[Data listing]
>>>>

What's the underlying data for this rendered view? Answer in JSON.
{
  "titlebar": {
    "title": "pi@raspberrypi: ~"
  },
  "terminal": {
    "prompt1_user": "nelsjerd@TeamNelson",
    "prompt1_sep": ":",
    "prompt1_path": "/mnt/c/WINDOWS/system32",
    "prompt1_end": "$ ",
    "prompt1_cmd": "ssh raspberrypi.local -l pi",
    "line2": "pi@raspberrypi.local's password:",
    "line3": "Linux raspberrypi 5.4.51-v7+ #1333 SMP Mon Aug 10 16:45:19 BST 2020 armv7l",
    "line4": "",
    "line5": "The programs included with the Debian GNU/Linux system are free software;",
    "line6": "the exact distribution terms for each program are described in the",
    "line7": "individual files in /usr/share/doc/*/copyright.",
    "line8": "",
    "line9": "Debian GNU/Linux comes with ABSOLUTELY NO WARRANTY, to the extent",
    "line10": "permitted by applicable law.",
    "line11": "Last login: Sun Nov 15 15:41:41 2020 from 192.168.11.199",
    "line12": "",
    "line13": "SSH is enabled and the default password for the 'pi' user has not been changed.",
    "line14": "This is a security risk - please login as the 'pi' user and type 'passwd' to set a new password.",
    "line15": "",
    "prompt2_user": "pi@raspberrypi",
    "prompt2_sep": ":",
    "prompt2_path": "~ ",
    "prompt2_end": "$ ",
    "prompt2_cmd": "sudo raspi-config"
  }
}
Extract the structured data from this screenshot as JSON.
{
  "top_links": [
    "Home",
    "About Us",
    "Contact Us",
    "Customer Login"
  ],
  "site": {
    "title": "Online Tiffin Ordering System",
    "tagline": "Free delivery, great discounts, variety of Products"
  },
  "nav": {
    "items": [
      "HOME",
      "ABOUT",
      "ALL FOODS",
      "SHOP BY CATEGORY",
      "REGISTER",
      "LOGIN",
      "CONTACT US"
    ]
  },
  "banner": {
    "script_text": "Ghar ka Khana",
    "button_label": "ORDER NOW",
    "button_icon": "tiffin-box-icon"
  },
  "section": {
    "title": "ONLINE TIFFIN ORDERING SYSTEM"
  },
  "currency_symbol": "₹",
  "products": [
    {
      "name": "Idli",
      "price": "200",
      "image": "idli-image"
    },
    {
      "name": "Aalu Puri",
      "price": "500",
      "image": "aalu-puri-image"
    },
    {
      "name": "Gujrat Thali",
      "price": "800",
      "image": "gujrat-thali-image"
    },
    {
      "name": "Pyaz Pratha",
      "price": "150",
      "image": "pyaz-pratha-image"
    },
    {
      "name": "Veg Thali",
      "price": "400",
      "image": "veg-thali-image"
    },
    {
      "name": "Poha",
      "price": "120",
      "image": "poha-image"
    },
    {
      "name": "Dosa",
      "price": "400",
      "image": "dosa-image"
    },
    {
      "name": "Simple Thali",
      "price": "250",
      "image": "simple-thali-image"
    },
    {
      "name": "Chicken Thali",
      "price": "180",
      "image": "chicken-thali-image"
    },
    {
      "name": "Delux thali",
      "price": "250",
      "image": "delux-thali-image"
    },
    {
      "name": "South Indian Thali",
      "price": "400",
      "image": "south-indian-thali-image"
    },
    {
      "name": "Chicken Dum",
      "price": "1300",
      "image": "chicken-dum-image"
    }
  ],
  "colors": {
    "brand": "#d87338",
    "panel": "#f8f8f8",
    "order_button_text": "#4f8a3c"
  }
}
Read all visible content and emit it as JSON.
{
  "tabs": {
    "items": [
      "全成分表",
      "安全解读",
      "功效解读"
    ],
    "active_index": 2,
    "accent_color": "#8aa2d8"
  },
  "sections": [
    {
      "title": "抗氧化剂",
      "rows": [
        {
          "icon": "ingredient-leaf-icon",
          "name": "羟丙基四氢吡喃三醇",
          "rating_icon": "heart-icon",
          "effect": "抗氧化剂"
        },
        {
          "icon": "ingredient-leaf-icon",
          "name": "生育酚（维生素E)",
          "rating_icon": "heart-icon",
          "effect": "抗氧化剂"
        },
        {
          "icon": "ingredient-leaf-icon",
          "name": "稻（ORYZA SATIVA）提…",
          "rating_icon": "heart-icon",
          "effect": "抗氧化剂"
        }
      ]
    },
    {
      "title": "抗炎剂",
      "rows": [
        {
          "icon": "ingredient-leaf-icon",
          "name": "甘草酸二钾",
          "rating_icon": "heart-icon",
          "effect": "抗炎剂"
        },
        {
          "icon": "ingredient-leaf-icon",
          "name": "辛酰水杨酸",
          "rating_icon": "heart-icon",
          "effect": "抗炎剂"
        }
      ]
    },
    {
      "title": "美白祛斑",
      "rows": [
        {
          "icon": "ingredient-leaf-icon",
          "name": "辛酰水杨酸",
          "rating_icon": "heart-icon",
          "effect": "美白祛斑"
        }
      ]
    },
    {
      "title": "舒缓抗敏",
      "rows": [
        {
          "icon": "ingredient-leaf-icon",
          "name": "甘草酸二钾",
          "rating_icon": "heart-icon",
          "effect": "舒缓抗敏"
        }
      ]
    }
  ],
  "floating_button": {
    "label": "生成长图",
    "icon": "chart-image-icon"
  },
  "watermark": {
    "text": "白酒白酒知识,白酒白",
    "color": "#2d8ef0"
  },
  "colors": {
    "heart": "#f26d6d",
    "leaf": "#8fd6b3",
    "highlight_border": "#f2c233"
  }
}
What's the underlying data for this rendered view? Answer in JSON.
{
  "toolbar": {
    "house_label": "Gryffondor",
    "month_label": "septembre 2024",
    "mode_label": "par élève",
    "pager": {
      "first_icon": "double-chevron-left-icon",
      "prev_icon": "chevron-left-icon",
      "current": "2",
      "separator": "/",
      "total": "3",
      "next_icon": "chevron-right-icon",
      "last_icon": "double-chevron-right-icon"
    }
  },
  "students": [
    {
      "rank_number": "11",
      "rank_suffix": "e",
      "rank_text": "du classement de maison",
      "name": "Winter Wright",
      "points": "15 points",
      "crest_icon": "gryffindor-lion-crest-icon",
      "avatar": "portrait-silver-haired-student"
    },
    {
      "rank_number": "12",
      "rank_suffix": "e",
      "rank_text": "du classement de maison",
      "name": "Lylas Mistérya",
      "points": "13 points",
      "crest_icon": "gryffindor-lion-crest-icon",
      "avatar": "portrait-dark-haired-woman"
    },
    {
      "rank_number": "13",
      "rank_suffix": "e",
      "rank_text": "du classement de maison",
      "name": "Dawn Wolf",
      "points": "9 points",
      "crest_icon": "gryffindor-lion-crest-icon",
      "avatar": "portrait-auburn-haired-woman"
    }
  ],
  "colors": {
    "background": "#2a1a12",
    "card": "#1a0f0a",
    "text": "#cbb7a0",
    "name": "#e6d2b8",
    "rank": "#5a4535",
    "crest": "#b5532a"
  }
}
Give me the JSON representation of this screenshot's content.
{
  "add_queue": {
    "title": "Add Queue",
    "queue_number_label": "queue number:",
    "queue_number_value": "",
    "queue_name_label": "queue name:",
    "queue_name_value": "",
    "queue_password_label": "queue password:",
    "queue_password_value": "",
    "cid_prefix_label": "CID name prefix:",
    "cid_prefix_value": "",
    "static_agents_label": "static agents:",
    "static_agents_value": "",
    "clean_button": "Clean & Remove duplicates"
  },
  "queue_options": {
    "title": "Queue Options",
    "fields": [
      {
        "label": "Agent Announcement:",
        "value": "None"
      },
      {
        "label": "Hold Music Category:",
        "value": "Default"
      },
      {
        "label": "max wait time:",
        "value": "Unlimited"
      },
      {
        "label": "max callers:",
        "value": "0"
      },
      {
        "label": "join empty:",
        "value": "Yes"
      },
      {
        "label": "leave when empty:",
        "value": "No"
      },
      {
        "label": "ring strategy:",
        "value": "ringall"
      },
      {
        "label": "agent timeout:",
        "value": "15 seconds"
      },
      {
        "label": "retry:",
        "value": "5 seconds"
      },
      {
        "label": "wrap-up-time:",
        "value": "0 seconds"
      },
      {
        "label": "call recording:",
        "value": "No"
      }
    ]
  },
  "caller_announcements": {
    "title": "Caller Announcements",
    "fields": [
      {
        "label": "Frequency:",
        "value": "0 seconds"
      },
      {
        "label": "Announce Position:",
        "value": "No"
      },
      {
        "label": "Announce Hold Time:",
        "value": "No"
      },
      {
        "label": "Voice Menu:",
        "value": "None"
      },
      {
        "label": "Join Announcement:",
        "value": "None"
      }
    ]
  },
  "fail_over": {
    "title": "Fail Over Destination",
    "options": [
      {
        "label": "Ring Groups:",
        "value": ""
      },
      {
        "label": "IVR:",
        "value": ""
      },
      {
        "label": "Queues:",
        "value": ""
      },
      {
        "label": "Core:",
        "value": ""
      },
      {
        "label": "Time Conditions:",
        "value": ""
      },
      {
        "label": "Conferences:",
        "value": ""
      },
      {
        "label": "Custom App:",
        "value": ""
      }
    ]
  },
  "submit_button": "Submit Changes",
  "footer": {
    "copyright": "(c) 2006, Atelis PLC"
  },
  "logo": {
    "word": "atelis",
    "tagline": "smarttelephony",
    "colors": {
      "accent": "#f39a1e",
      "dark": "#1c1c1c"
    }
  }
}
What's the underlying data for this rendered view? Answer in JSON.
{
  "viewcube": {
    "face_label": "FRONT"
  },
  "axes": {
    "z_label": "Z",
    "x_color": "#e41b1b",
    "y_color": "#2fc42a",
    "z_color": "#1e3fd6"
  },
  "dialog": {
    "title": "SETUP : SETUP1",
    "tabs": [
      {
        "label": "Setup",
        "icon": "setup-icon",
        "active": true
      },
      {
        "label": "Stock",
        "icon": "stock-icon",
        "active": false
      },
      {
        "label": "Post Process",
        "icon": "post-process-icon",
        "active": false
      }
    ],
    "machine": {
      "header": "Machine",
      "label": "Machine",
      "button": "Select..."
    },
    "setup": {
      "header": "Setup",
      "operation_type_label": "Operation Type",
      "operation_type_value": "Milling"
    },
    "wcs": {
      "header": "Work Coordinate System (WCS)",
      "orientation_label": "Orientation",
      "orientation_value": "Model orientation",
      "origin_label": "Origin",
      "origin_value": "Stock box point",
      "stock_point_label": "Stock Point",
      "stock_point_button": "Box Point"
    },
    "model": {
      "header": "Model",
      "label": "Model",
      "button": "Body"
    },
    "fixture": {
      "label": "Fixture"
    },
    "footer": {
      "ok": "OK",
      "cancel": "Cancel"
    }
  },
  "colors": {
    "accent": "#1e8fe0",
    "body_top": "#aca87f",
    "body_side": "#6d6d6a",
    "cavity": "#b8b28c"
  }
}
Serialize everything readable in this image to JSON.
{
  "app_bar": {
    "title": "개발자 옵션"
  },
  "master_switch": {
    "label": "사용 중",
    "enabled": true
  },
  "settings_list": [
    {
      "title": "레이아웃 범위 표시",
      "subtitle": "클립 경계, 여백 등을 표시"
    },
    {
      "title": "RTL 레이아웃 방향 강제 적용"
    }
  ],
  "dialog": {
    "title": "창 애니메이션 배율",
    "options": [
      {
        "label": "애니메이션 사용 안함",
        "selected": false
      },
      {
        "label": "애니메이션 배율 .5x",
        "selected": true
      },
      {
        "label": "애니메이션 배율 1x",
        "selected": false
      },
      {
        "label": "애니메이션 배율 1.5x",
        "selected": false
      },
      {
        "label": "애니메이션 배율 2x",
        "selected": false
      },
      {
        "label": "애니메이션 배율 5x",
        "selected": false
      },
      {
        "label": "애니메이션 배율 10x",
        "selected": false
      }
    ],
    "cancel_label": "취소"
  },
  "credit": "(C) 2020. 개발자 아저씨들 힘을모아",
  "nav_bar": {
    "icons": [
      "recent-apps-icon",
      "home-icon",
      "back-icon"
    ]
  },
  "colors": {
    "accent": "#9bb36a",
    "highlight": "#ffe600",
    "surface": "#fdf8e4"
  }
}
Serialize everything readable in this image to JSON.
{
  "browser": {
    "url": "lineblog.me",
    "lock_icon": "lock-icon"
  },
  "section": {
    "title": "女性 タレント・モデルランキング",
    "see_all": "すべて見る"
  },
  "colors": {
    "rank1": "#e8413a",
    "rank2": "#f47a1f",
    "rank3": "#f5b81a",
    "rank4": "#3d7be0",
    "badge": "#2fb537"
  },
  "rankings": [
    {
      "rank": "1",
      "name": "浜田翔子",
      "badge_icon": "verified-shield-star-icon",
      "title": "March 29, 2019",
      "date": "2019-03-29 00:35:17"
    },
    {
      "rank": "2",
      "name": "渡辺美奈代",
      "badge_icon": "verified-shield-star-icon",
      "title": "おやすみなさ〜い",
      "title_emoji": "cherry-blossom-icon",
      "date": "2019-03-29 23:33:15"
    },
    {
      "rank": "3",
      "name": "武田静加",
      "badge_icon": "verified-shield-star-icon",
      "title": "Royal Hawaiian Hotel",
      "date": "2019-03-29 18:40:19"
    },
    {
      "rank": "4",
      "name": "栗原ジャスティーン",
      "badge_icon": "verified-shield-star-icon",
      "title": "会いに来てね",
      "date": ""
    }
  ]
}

<<<<

● **Requirements**
Filter the records down to the lines that contain the string "double", and copy those lines.

● **Exercise answer**
      "first_icon": "double-chevron-left-icon",
      "last_icon": "double-chevron-right-icon"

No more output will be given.